↓

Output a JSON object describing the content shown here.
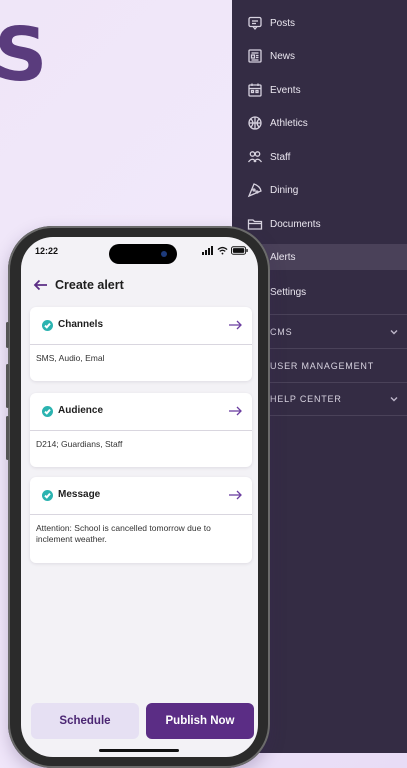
{
  "hero": {
    "letter": "S"
  },
  "sidebar": {
    "items": [
      {
        "label": "Posts",
        "icon": "posts-icon"
      },
      {
        "label": "News",
        "icon": "news-icon"
      },
      {
        "label": "Events",
        "icon": "calendar-icon"
      },
      {
        "label": "Athletics",
        "icon": "ball-icon"
      },
      {
        "label": "Staff",
        "icon": "people-icon"
      },
      {
        "label": "Dining",
        "icon": "pizza-icon"
      },
      {
        "label": "Documents",
        "icon": "folder-icon"
      },
      {
        "label": "Alerts",
        "icon": "alert-icon",
        "active": true
      },
      {
        "label": "Settings",
        "icon": "gear-icon"
      }
    ],
    "sections": [
      {
        "label": "CMS",
        "expandable": true
      },
      {
        "label": "USER MANAGEMENT",
        "expandable": false
      },
      {
        "label": "HELP CENTER",
        "expandable": true
      }
    ]
  },
  "phone": {
    "time": "12:22",
    "title": "Create alert",
    "cards": [
      {
        "title": "Channels",
        "value": "SMS, Audio, Emal"
      },
      {
        "title": "Audience",
        "value": "D214; Guardians, Staff"
      },
      {
        "title": "Message",
        "value": "Attention: School is cancelled tomorrow due to inclement weather."
      }
    ],
    "schedule_label": "Schedule",
    "publish_label": "Publish Now"
  },
  "colors": {
    "accent": "#5b2d85",
    "check": "#2bb3b0",
    "sidebar_bg": "#342c44"
  }
}
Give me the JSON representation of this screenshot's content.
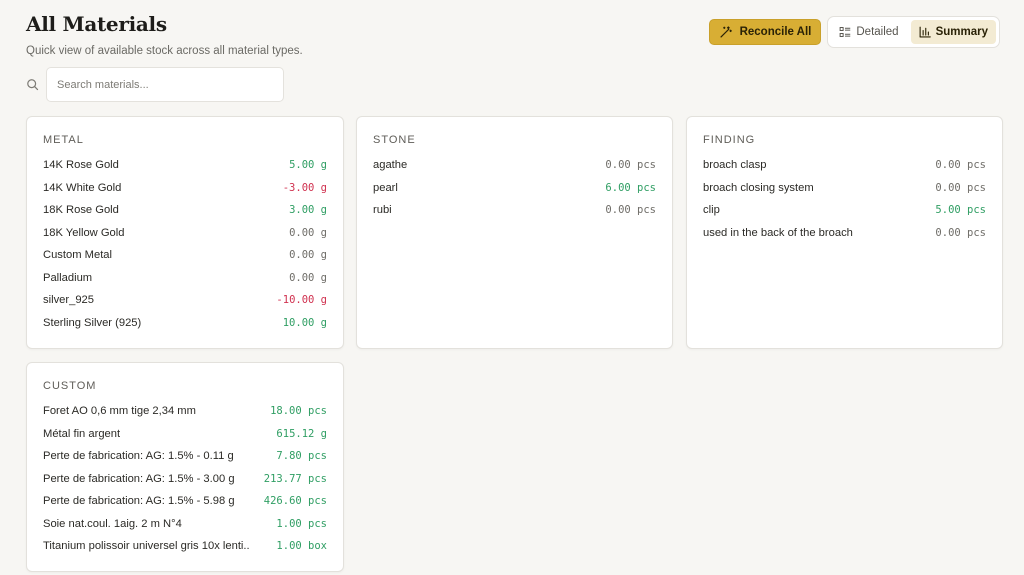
{
  "header": {
    "title": "All Materials",
    "subtitle": "Quick view of available stock across all material types."
  },
  "actions": {
    "reconcile_label": "Reconcile All",
    "detailed_label": "Detailed",
    "summary_label": "Summary",
    "active_view": "Summary"
  },
  "search": {
    "placeholder": "Search materials...",
    "value": ""
  },
  "colors": {
    "accent": "#d8ae34",
    "positive": "#2f9e63",
    "negative": "#d0314f",
    "neutral": "#6f6d68"
  },
  "icons": {
    "reconcile": "wand-icon",
    "detailed": "list-icon",
    "summary": "bar-chart-icon",
    "search": "search-icon"
  },
  "cards": {
    "metal": {
      "heading": "METAL",
      "items": [
        {
          "name": "14K Rose Gold",
          "qty": "5.00 g",
          "sign": "pos"
        },
        {
          "name": "14K White Gold",
          "qty": "-3.00 g",
          "sign": "neg"
        },
        {
          "name": "18K Rose Gold",
          "qty": "3.00 g",
          "sign": "pos"
        },
        {
          "name": "18K Yellow Gold",
          "qty": "0.00 g",
          "sign": "zero"
        },
        {
          "name": "Custom Metal",
          "qty": "0.00 g",
          "sign": "zero"
        },
        {
          "name": "Palladium",
          "qty": "0.00 g",
          "sign": "zero"
        },
        {
          "name": "silver_925",
          "qty": "-10.00 g",
          "sign": "neg"
        },
        {
          "name": "Sterling Silver (925)",
          "qty": "10.00 g",
          "sign": "pos"
        }
      ]
    },
    "stone": {
      "heading": "STONE",
      "items": [
        {
          "name": "agathe",
          "qty": "0.00 pcs",
          "sign": "zero"
        },
        {
          "name": "pearl",
          "qty": "6.00 pcs",
          "sign": "pos"
        },
        {
          "name": "rubi",
          "qty": "0.00 pcs",
          "sign": "zero"
        }
      ]
    },
    "finding": {
      "heading": "FINDING",
      "items": [
        {
          "name": "broach clasp",
          "qty": "0.00 pcs",
          "sign": "zero"
        },
        {
          "name": "broach closing system",
          "qty": "0.00 pcs",
          "sign": "zero"
        },
        {
          "name": "clip",
          "qty": "5.00 pcs",
          "sign": "pos"
        },
        {
          "name": "used in the back of the broach",
          "qty": "0.00 pcs",
          "sign": "zero"
        }
      ]
    },
    "custom": {
      "heading": "CUSTOM",
      "items": [
        {
          "name": "Foret AO 0,6 mm tige 2,34 mm",
          "qty": "18.00 pcs",
          "sign": "pos"
        },
        {
          "name": "Métal fin argent",
          "qty": "615.12 g",
          "sign": "pos"
        },
        {
          "name": "Perte de fabrication: AG: 1.5% - 0.11 g",
          "qty": "7.80 pcs",
          "sign": "pos"
        },
        {
          "name": "Perte de fabrication: AG: 1.5% - 3.00 g",
          "qty": "213.77 pcs",
          "sign": "pos"
        },
        {
          "name": "Perte de fabrication: AG: 1.5% - 5.98 g",
          "qty": "426.60 pcs",
          "sign": "pos"
        },
        {
          "name": "Soie nat.coul. 1aig. 2 m N°4",
          "qty": "1.00 pcs",
          "sign": "pos"
        },
        {
          "name": "Titanium polissoir universel gris 10x lenti..",
          "qty": "1.00 box",
          "sign": "pos"
        }
      ]
    }
  }
}
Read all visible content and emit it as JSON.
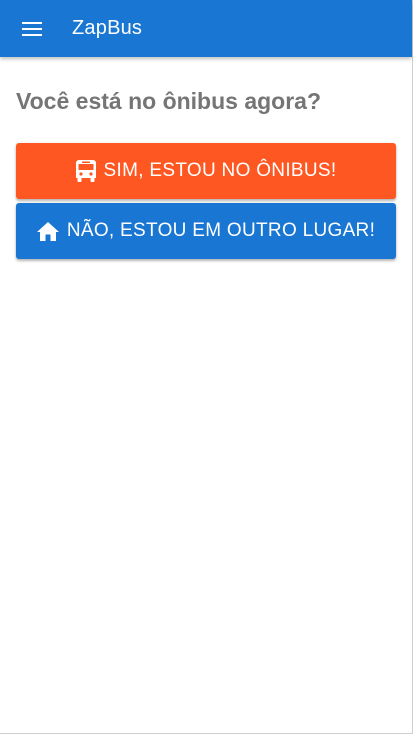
{
  "header": {
    "app_title": "ZapBus",
    "menu_icon": "menu-icon",
    "bar_color": "#1976d2"
  },
  "main": {
    "question": "Você está no ônibus agora?",
    "yes_button": {
      "label": "SIM, ESTOU NO ÔNIBUS!",
      "icon": "bus-icon",
      "color": "#ff5722"
    },
    "no_button": {
      "label": "NÃO, ESTOU EM OUTRO LUGAR!",
      "icon": "home-icon",
      "color": "#1976d2"
    }
  }
}
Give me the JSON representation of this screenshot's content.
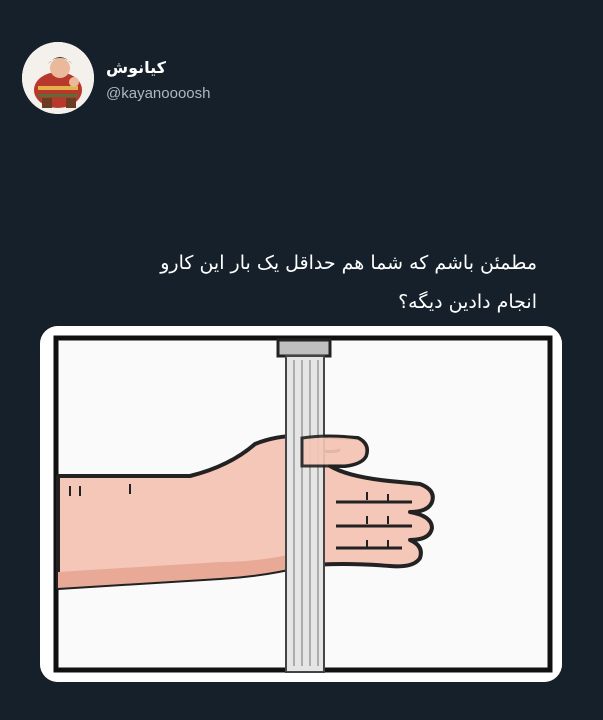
{
  "tweet": {
    "author": {
      "display_name": "کیانوش",
      "handle": "@kayanoooosh",
      "avatar_icon": "cartoon-character-avatar"
    },
    "text_line_1": "مطمئن باشم که شما هم حداقل یک بار این کارو",
    "text_line_2": "انجام دادین دیگه؟",
    "media": {
      "icon": "hand-under-running-water-illustration"
    }
  },
  "colors": {
    "background": "#15202b",
    "text_primary": "#ffffff",
    "text_secondary": "#aab8c2",
    "skin": "#f2c2b4",
    "water": "#e5e5e5"
  }
}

↑

Give an exact copy of the material, leaving out every picture.

Output a JSON object describing the content shown here.
{
  "hero": {
    "letter": "S"
  },
  "sidebar": {
    "items": [
      {
        "label": "Posts",
        "icon": "posts-icon"
      },
      {
        "label": "News",
        "icon": "news-icon"
      },
      {
        "label": "Events",
        "icon": "calendar-icon"
      },
      {
        "label": "Athletics",
        "icon": "ball-icon"
      },
      {
        "label": "Staff",
        "icon": "people-icon"
      },
      {
        "label": "Dining",
        "icon": "pizza-icon"
      },
      {
        "label": "Documents",
        "icon": "folder-icon"
      },
      {
        "label": "Alerts",
        "icon": "alert-icon",
        "active": true
      },
      {
        "label": "Settings",
        "icon": "gear-icon"
      }
    ],
    "sections": [
      {
        "label": "CMS",
        "expandable": true
      },
      {
        "label": "USER MANAGEMENT",
        "expandable": false
      },
      {
        "label": "HELP CENTER",
        "expandable": true
      }
    ]
  },
  "phone": {
    "time": "12:22",
    "title": "Create alert",
    "cards": [
      {
        "title": "Channels",
        "value": "SMS, Audio, Emal"
      },
      {
        "title": "Audience",
        "value": "D214; Guardians, Staff"
      },
      {
        "title": "Message",
        "value": "Attention: School is cancelled tomorrow due to inclement weather."
      }
    ],
    "schedule_label": "Schedule",
    "publish_label": "Publish Now"
  },
  "colors": {
    "accent": "#5b2d85",
    "check": "#2bb3b0",
    "sidebar_bg": "#342c44"
  }
}
Give me the JSON representation of this screenshot's content.
{
  "header": {
    "title": "All Materials",
    "subtitle": "Quick view of available stock across all material types."
  },
  "actions": {
    "reconcile_label": "Reconcile All",
    "detailed_label": "Detailed",
    "summary_label": "Summary",
    "active_view": "Summary"
  },
  "search": {
    "placeholder": "Search materials...",
    "value": ""
  },
  "colors": {
    "accent": "#d8ae34",
    "positive": "#2f9e63",
    "negative": "#d0314f",
    "neutral": "#6f6d68"
  },
  "icons": {
    "reconcile": "wand-icon",
    "detailed": "list-icon",
    "summary": "bar-chart-icon",
    "search": "search-icon"
  },
  "cards": {
    "metal": {
      "heading": "METAL",
      "items": [
        {
          "name": "14K Rose Gold",
          "qty": "5.00 g",
          "sign": "pos"
        },
        {
          "name": "14K White Gold",
          "qty": "-3.00 g",
          "sign": "neg"
        },
        {
          "name": "18K Rose Gold",
          "qty": "3.00 g",
          "sign": "pos"
        },
        {
          "name": "18K Yellow Gold",
          "qty": "0.00 g",
          "sign": "zero"
        },
        {
          "name": "Custom Metal",
          "qty": "0.00 g",
          "sign": "zero"
        },
        {
          "name": "Palladium",
          "qty": "0.00 g",
          "sign": "zero"
        },
        {
          "name": "silver_925",
          "qty": "-10.00 g",
          "sign": "neg"
        },
        {
          "name": "Sterling Silver (925)",
          "qty": "10.00 g",
          "sign": "pos"
        }
      ]
    },
    "stone": {
      "heading": "STONE",
      "items": [
        {
          "name": "agathe",
          "qty": "0.00 pcs",
          "sign": "zero"
        },
        {
          "name": "pearl",
          "qty": "6.00 pcs",
          "sign": "pos"
        },
        {
          "name": "rubi",
          "qty": "0.00 pcs",
          "sign": "zero"
        }
      ]
    },
    "finding": {
      "heading": "FINDING",
      "items": [
        {
          "name": "broach clasp",
          "qty": "0.00 pcs",
          "sign": "zero"
        },
        {
          "name": "broach closing system",
          "qty": "0.00 pcs",
          "sign": "zero"
        },
        {
          "name": "clip",
          "qty": "5.00 pcs",
          "sign": "pos"
        },
        {
          "name": "used in the back of the broach",
          "qty": "0.00 pcs",
          "sign": "zero"
        }
      ]
    },
    "custom": {
      "heading": "CUSTOM",
      "items": [
        {
          "name": "Foret AO 0,6 mm tige 2,34 mm",
          "qty": "18.00 pcs",
          "sign": "pos"
        },
        {
          "name": "Métal fin argent",
          "qty": "615.12 g",
          "sign": "pos"
        },
        {
          "name": "Perte de fabrication: AG: 1.5% - 0.11 g",
          "qty": "7.80 pcs",
          "sign": "pos"
        },
        {
          "name": "Perte de fabrication: AG: 1.5% - 3.00 g",
          "qty": "213.77 pcs",
          "sign": "pos"
        },
        {
          "name": "Perte de fabrication: AG: 1.5% - 5.98 g",
          "qty": "426.60 pcs",
          "sign": "pos"
        },
        {
          "name": "Soie nat.coul. 1aig. 2 m N°4",
          "qty": "1.00 pcs",
          "sign": "pos"
        },
        {
          "name": "Titanium polissoir universel gris 10x lenti..",
          "qty": "1.00 box",
          "sign": "pos"
        }
      ]
    }
  }
}
Read all visible content and emit it as JSON.
{
  "header": {
    "app_title": "ZapBus",
    "menu_icon": "menu-icon",
    "bar_color": "#1976d2"
  },
  "main": {
    "question": "Você está no ônibus agora?",
    "yes_button": {
      "label": "SIM, ESTOU NO ÔNIBUS!",
      "icon": "bus-icon",
      "color": "#ff5722"
    },
    "no_button": {
      "label": "NÃO, ESTOU EM OUTRO LUGAR!",
      "icon": "home-icon",
      "color": "#1976d2"
    }
  }
}
Give me the JSON representation of this screenshot's content.
{
  "tweet": {
    "author": {
      "display_name": "کیانوش",
      "handle": "@kayanoooosh",
      "avatar_icon": "cartoon-character-avatar"
    },
    "text_line_1": "مطمئن باشم که شما هم حداقل یک بار این کارو",
    "text_line_2": "انجام دادین دیگه؟",
    "media": {
      "icon": "hand-under-running-water-illustration"
    }
  },
  "colors": {
    "background": "#15202b",
    "text_primary": "#ffffff",
    "text_secondary": "#aab8c2",
    "skin": "#f2c2b4",
    "water": "#e5e5e5"
  }
}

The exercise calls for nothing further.